**DO THIS:** Print each line exactly as it is given.

(Stored entries)
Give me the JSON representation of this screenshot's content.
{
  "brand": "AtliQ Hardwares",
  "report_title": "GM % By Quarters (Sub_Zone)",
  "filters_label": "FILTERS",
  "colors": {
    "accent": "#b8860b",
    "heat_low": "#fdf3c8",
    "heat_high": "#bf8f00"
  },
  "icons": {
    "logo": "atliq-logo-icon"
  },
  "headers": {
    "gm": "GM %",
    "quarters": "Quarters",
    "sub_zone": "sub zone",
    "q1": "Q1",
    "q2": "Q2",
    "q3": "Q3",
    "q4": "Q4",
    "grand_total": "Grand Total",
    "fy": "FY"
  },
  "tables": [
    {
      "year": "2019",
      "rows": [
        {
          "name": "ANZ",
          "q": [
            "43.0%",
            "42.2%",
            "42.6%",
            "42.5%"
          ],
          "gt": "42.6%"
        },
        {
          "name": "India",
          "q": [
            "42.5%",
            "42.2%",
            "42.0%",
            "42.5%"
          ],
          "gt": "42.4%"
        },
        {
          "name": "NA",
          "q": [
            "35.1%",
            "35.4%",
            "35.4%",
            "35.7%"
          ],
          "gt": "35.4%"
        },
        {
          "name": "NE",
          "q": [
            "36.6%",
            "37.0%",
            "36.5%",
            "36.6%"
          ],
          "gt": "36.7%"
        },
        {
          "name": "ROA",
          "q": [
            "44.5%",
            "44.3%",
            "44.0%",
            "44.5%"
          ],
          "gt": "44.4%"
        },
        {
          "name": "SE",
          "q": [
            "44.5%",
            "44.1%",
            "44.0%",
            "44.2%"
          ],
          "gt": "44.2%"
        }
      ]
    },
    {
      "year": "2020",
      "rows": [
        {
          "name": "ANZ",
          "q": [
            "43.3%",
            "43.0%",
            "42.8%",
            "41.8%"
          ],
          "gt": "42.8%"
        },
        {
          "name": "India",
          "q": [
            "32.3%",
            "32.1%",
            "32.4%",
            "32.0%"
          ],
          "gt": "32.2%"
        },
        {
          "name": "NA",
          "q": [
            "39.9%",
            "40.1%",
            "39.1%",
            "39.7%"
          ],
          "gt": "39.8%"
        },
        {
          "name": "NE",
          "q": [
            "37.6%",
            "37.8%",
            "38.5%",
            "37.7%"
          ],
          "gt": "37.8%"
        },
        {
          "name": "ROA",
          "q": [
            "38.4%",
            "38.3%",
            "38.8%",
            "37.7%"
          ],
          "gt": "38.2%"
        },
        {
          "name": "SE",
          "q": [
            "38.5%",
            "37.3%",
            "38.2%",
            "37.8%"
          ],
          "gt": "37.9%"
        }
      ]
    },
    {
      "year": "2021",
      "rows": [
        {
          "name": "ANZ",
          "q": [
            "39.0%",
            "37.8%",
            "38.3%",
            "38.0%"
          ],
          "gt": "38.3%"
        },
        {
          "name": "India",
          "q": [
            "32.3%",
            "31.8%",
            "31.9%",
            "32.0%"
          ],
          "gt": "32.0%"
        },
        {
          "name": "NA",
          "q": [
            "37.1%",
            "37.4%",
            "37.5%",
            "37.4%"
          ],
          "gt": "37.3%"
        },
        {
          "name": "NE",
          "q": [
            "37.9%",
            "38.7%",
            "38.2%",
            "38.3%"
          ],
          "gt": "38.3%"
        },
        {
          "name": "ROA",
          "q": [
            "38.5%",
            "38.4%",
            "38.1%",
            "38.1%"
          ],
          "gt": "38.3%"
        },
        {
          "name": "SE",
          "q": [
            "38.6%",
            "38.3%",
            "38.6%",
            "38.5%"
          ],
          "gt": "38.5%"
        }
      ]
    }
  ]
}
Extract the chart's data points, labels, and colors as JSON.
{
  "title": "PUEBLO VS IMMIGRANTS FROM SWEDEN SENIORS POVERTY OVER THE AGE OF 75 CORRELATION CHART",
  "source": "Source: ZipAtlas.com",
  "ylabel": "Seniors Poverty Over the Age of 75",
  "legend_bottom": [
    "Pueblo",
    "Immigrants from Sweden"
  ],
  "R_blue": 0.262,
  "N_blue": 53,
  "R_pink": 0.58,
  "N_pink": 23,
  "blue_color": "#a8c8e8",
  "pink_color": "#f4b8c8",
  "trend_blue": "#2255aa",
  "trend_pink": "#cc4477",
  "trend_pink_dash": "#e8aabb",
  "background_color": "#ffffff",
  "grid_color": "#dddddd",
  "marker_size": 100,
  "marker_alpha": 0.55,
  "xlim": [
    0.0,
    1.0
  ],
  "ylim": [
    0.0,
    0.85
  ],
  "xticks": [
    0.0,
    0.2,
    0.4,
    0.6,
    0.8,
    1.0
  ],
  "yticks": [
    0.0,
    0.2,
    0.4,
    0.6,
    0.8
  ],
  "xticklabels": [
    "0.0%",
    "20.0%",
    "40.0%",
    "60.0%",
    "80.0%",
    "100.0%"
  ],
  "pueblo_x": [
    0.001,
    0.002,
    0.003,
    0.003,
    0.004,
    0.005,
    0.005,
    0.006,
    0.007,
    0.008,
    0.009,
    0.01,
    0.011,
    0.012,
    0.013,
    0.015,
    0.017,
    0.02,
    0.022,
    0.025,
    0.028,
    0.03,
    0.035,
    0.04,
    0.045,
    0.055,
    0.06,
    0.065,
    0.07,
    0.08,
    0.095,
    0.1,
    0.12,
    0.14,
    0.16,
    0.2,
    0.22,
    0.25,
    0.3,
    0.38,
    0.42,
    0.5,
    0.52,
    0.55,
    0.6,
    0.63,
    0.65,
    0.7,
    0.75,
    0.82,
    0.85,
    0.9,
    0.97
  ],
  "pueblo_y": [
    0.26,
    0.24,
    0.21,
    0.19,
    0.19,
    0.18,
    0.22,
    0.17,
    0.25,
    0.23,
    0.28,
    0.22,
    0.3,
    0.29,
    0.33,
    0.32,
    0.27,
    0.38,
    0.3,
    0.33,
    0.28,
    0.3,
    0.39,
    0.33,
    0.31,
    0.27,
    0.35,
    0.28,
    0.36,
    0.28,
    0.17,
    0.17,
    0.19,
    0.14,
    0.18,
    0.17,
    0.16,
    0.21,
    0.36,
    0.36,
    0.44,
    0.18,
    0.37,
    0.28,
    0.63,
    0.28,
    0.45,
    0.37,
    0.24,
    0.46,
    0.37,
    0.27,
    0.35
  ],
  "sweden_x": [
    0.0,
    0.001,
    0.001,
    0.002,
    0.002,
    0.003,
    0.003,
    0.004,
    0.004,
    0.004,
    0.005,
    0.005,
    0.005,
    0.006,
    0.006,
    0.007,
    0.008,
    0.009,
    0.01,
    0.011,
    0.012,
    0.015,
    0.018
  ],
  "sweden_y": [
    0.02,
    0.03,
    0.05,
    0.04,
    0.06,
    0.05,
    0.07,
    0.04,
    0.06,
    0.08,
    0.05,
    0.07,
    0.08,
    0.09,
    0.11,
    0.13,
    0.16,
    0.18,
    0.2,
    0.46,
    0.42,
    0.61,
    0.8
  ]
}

**OUTPUT BELOW:**
Give me the JSON representation of this screenshot's content.
{
  "brand": "AtliQ Hardwares",
  "report_title": "GM % By Quarters (Sub_Zone)",
  "filters_label": "FILTERS",
  "colors": {
    "accent": "#b8860b",
    "heat_low": "#fdf3c8",
    "heat_high": "#bf8f00"
  },
  "icons": {
    "logo": "atliq-logo-icon"
  },
  "headers": {
    "gm": "GM %",
    "quarters": "Quarters",
    "sub_zone": "sub zone",
    "q1": "Q1",
    "q2": "Q2",
    "q3": "Q3",
    "q4": "Q4",
    "grand_total": "Grand Total",
    "fy": "FY"
  },
  "tables": [
    {
      "year": "2019",
      "rows": [
        {
          "name": "ANZ",
          "q": [
            "43.0%",
            "42.2%",
            "42.6%",
            "42.5%"
          ],
          "gt": "42.6%"
        },
        {
          "name": "India",
          "q": [
            "42.5%",
            "42.2%",
            "42.0%",
            "42.5%"
          ],
          "gt": "42.4%"
        },
        {
          "name": "NA",
          "q": [
            "35.1%",
            "35.4%",
            "35.4%",
            "35.7%"
          ],
          "gt": "35.4%"
        },
        {
          "name": "NE",
          "q": [
            "36.6%",
            "37.0%",
            "36.5%",
            "36.6%"
          ],
          "gt": "36.7%"
        },
        {
          "name": "ROA",
          "q": [
            "44.5%",
            "44.3%",
            "44.0%",
            "44.5%"
          ],
          "gt": "44.4%"
        },
        {
          "name": "SE",
          "q": [
            "44.5%",
            "44.1%",
            "44.0%",
            "44.2%"
          ],
          "gt": "44.2%"
        }
      ]
    },
    {
      "year": "2020",
      "rows": [
        {
          "name": "ANZ",
          "q": [
            "43.3%",
            "43.0%",
            "42.8%",
            "41.8%"
          ],
          "gt": "42.8%"
        },
        {
          "name": "India",
          "q": [
            "32.3%",
            "32.1%",
            "32.4%",
            "32.0%"
          ],
          "gt": "32.2%"
        },
        {
          "name": "NA",
          "q": [
            "39.9%",
            "40.1%",
            "39.1%",
            "39.7%"
          ],
          "gt": "39.8%"
        },
        {
          "name": "NE",
          "q": [
            "37.6%",
            "37.8%",
            "38.5%",
            "37.7%"
          ],
          "gt": "37.8%"
        },
        {
          "name": "ROA",
          "q": [
            "38.4%",
            "38.3%",
            "38.8%",
            "37.7%"
          ],
          "gt": "38.2%"
        },
        {
          "name": "SE",
          "q": [
            "38.5%",
            "37.3%",
            "38.2%",
            "37.8%"
          ],
          "gt": "37.9%"
        }
      ]
    },
    {
      "year": "2021",
      "rows": [
        {
          "name": "ANZ",
          "q": [
            "39.0%",
            "37.8%",
            "38.3%",
            "38.0%"
          ],
          "gt": "38.3%"
        },
        {
          "name": "India",
          "q": [
            "32.3%",
            "31.8%",
            "31.9%",
            "32.0%"
          ],
          "gt": "32.0%"
        },
        {
          "name": "NA",
          "q": [
            "37.1%",
            "37.4%",
            "37.5%",
            "37.4%"
          ],
          "gt": "37.3%"
        },
        {
          "name": "NE",
          "q": [
            "37.9%",
            "38.7%",
            "38.2%",
            "38.3%"
          ],
          "gt": "38.3%"
        },
        {
          "name": "ROA",
          "q": [
            "38.5%",
            "38.4%",
            "38.1%",
            "38.1%"
          ],
          "gt": "38.3%"
        },
        {
          "name": "SE",
          "q": [
            "38.6%",
            "38.3%",
            "38.6%",
            "38.5%"
          ],
          "gt": "38.5%"
        }
      ]
    }
  ]
}
Extract the chart's data points, labels, and colors as JSON.
{
  "title": "PUEBLO VS IMMIGRANTS FROM SWEDEN SENIORS POVERTY OVER THE AGE OF 75 CORRELATION CHART",
  "source": "Source: ZipAtlas.com",
  "ylabel": "Seniors Poverty Over the Age of 75",
  "legend_bottom": [
    "Pueblo",
    "Immigrants from Sweden"
  ],
  "R_blue": 0.262,
  "N_blue": 53,
  "R_pink": 0.58,
  "N_pink": 23,
  "blue_color": "#a8c8e8",
  "pink_color": "#f4b8c8",
  "trend_blue": "#2255aa",
  "trend_pink": "#cc4477",
  "trend_pink_dash": "#e8aabb",
  "background_color": "#ffffff",
  "grid_color": "#dddddd",
  "marker_size": 100,
  "marker_alpha": 0.55,
  "xlim": [
    0.0,
    1.0
  ],
  "ylim": [
    0.0,
    0.85
  ],
  "xticks": [
    0.0,
    0.2,
    0.4,
    0.6,
    0.8,
    1.0
  ],
  "yticks": [
    0.0,
    0.2,
    0.4,
    0.6,
    0.8
  ],
  "xticklabels": [
    "0.0%",
    "20.0%",
    "40.0%",
    "60.0%",
    "80.0%",
    "100.0%"
  ],
  "pueblo_x": [
    0.001,
    0.002,
    0.003,
    0.003,
    0.004,
    0.005,
    0.005,
    0.006,
    0.007,
    0.008,
    0.009,
    0.01,
    0.011,
    0.012,
    0.013,
    0.015,
    0.017,
    0.02,
    0.022,
    0.025,
    0.028,
    0.03,
    0.035,
    0.04,
    0.045,
    0.055,
    0.06,
    0.065,
    0.07,
    0.08,
    0.095,
    0.1,
    0.12,
    0.14,
    0.16,
    0.2,
    0.22,
    0.25,
    0.3,
    0.38,
    0.42,
    0.5,
    0.52,
    0.55,
    0.6,
    0.63,
    0.65,
    0.7,
    0.75,
    0.82,
    0.85,
    0.9,
    0.97
  ],
  "pueblo_y": [
    0.26,
    0.24,
    0.21,
    0.19,
    0.19,
    0.18,
    0.22,
    0.17,
    0.25,
    0.23,
    0.28,
    0.22,
    0.3,
    0.29,
    0.33,
    0.32,
    0.27,
    0.38,
    0.3,
    0.33,
    0.28,
    0.3,
    0.39,
    0.33,
    0.31,
    0.27,
    0.35,
    0.28,
    0.36,
    0.28,
    0.17,
    0.17,
    0.19,
    0.14,
    0.18,
    0.17,
    0.16,
    0.21,
    0.36,
    0.36,
    0.44,
    0.18,
    0.37,
    0.28,
    0.63,
    0.28,
    0.45,
    0.37,
    0.24,
    0.46,
    0.37,
    0.27,
    0.35
  ],
  "sweden_x": [
    0.0,
    0.001,
    0.001,
    0.002,
    0.002,
    0.003,
    0.003,
    0.004,
    0.004,
    0.004,
    0.005,
    0.005,
    0.005,
    0.006,
    0.006,
    0.007,
    0.008,
    0.009,
    0.01,
    0.011,
    0.012,
    0.015,
    0.018
  ],
  "sweden_y": [
    0.02,
    0.03,
    0.05,
    0.04,
    0.06,
    0.05,
    0.07,
    0.04,
    0.06,
    0.08,
    0.05,
    0.07,
    0.08,
    0.09,
    0.11,
    0.13,
    0.16,
    0.18,
    0.2,
    0.46,
    0.42,
    0.61,
    0.8
  ]
}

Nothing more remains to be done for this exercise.